Data records:
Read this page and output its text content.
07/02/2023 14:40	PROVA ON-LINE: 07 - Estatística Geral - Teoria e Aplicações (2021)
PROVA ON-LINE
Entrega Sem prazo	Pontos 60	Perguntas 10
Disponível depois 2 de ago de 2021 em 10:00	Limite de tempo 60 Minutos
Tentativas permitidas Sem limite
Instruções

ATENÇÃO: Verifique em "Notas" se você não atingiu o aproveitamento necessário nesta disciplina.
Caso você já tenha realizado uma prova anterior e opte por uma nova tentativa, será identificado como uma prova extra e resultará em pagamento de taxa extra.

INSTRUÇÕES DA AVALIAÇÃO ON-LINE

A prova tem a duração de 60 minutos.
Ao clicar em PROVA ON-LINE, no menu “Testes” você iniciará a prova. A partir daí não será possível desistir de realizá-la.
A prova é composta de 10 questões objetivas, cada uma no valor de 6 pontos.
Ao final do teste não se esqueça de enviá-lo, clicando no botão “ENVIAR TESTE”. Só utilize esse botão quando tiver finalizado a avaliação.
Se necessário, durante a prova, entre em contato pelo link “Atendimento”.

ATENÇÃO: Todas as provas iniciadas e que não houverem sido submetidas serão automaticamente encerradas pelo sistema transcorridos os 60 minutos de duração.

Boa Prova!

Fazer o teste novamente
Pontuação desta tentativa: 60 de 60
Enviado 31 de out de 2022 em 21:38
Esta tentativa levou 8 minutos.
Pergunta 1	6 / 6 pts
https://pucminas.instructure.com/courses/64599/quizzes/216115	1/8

Description of the task: In the records above, find each line with the word "pelo" and copy it.

Response:
Se necessário, durante a prova, entre em contato pelo link “Atendimento”.
ATENÇÃO: Todas as provas iniciadas e que não houverem sido submetidas serão automaticamente encerradas pelo sistema transcorridos os 60 minutos de duração.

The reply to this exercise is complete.